#### Exercise objective
Please pull out the lines in the entries below, starting with the line that contains "table-row: User 2" and going through the line that contains "brand-name: WAMS — [33, 124, 84, 141]". Reproduce every one of them unchanged, including both of those lines.

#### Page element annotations
Begin

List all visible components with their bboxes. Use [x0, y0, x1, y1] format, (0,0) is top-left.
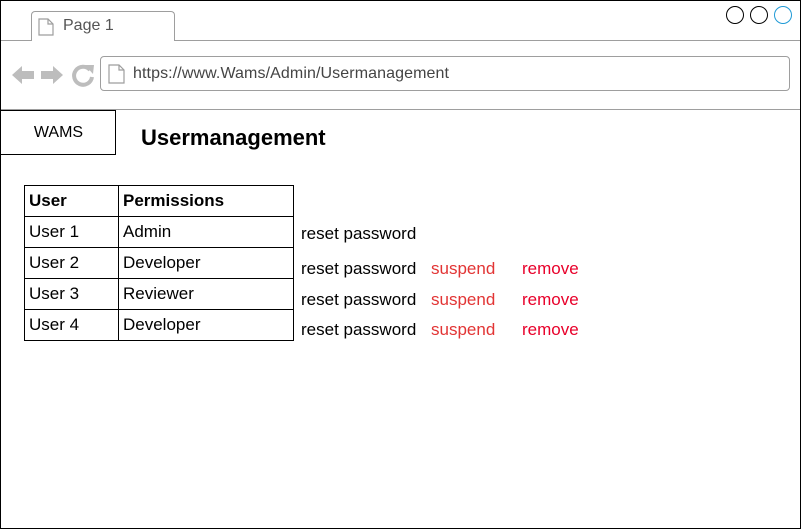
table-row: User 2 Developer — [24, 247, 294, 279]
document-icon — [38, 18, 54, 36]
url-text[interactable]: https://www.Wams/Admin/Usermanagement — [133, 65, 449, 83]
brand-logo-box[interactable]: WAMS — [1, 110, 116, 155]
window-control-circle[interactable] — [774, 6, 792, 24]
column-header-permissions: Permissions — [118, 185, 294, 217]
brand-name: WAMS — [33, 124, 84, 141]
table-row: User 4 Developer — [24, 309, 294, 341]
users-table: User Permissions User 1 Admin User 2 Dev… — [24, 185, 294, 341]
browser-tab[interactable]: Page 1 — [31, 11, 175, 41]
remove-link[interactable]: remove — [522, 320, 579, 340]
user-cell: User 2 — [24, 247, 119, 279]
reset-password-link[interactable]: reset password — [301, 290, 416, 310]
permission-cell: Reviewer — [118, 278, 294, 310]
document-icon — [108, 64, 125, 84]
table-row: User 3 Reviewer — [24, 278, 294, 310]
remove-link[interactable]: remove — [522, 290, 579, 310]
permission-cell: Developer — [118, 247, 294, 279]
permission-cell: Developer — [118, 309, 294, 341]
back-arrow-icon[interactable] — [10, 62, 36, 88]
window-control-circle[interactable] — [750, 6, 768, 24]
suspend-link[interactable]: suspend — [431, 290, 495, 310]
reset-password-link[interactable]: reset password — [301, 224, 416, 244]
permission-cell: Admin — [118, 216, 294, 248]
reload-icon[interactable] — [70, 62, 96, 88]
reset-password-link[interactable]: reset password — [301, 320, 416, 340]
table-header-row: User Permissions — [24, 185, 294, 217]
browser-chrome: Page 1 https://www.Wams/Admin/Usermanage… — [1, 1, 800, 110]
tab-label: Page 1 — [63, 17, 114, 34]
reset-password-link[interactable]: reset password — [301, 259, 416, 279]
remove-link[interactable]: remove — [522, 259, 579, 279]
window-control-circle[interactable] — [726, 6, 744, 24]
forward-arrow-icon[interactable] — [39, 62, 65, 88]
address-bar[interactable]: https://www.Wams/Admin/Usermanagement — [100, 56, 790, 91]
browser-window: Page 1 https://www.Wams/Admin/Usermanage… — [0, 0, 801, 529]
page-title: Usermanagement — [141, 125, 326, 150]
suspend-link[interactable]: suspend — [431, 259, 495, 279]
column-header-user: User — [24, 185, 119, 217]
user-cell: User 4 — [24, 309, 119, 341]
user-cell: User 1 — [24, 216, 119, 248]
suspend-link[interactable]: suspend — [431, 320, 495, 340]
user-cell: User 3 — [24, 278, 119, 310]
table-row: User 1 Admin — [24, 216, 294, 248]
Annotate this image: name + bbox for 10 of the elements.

End

#### Answer to this exercise
table-row: User 2 Developer — [24, 247, 294, 279]
document-icon — [38, 18, 54, 36]
url-text[interactable]: https://www.Wams/Admin/Usermanagement — [133, 65, 449, 83]
brand-logo-box[interactable]: WAMS — [1, 110, 116, 155]
window-control-circle[interactable] — [774, 6, 792, 24]
column-header-permissions: Permissions — [118, 185, 294, 217]
brand-name: WAMS — [33, 124, 84, 141]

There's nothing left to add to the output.